• **SELECTED EXCERPT**
==========

A Boston Globe article on November 19, 2019 “Under pressure from colleges, advising company yanks report on their financial health” addresses an important topic few in higher education want to discuss.
With a recent spat of college closures, mergers and acquisitions, a college advisory services firm called Edmit was about to publish its report that identified 200 US colleges that could run out of money in the next decade. A threat of a law suit by Utica College stopped the release of the report.
Utica College and others questioned the criteria used to make these judgements and claimed it did not include other key criteria. What I find of keen interest is that fundraising prowess is not addressed at all in any of the key criteria that were used or recommended to forecast the financial health and stability and long-term viability of a college.
Advancement is a Key Indicator
A few things are at play here, whether or not the findings of this report had integrity. The following were not apparently considered by Edmit and critics alike:
- The size of the college endowment.
- Annual contribution income and its relationship to operating revenue and debt.
- The size of the advancement office and the cost to raise a dollar.
- The percentage of alumni who contribute.
- The estimated value of the major donor and alumni pipeline.
In an era when Moody’s, Standard & Poor’s and Fitch Group all consider the integrity and success of fundraising when assigning its credit rating on nonprofit hospital systems, the same consideration should be included in determining the long-term viability of colleges.

==========

• **SUPPLIED MATERIAL**

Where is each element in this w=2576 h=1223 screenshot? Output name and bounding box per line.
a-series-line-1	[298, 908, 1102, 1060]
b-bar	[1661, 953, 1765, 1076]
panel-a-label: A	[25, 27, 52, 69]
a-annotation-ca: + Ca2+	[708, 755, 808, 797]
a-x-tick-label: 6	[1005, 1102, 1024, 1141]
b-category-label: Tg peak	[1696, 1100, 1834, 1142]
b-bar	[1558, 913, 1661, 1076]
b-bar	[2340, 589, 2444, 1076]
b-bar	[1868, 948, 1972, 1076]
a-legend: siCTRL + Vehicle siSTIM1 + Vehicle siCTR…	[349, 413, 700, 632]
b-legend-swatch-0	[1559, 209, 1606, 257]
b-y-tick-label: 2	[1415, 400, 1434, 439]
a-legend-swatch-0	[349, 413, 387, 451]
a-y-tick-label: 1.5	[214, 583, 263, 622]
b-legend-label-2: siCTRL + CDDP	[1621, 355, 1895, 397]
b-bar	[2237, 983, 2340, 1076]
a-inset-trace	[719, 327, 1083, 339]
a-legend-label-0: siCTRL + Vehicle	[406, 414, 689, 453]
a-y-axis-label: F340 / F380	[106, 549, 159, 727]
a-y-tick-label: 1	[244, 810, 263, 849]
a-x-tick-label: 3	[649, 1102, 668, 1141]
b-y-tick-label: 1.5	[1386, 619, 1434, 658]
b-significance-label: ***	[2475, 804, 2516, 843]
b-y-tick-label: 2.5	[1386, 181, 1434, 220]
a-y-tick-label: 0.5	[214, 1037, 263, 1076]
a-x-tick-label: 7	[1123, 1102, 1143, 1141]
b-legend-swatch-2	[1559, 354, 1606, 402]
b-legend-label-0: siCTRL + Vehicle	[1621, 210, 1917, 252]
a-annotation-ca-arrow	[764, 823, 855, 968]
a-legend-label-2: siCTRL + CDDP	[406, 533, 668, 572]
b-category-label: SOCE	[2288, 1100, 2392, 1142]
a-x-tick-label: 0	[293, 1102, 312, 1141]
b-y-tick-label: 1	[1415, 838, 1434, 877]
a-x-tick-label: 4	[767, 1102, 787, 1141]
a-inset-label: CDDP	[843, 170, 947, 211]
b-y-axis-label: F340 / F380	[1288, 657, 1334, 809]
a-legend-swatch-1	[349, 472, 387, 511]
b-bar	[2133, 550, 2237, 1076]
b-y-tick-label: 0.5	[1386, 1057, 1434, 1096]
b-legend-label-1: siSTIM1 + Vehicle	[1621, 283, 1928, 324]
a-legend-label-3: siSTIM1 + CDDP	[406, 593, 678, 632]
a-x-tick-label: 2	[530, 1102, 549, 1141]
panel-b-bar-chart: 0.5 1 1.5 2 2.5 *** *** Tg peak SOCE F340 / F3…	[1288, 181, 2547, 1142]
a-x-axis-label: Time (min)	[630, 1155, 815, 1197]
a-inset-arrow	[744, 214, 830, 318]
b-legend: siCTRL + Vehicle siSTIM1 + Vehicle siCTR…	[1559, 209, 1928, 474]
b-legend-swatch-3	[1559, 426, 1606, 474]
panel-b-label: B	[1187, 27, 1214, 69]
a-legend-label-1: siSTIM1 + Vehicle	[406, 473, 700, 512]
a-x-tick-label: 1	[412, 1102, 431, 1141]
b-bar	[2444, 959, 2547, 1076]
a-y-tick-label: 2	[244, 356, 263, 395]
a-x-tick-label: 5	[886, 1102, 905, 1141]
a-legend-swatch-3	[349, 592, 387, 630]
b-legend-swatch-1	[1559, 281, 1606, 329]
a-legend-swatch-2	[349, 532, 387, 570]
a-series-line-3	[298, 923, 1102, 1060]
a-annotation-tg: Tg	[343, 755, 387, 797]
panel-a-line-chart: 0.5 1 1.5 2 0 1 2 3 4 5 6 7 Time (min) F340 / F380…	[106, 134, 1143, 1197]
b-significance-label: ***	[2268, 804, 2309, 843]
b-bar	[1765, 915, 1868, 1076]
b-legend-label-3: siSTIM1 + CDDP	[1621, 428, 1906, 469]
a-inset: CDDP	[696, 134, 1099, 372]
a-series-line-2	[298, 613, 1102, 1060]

==========

• **REQUIRED WORK**
Copy the passage of the article on college financial health above from "Advancement is a" to "revenue and debt.", substituting "investment portfolio" for "endowment".

• **EXERCISE SOLUTION**
Advancement is a Key Indicator
A few things are at play here, whether or not the findings of this report had integrity. The following were not apparently considered by Edmit and critics alike:
- The size of the college investment portfolio.
- Annual contribution income and its relationship to operating revenue and debt.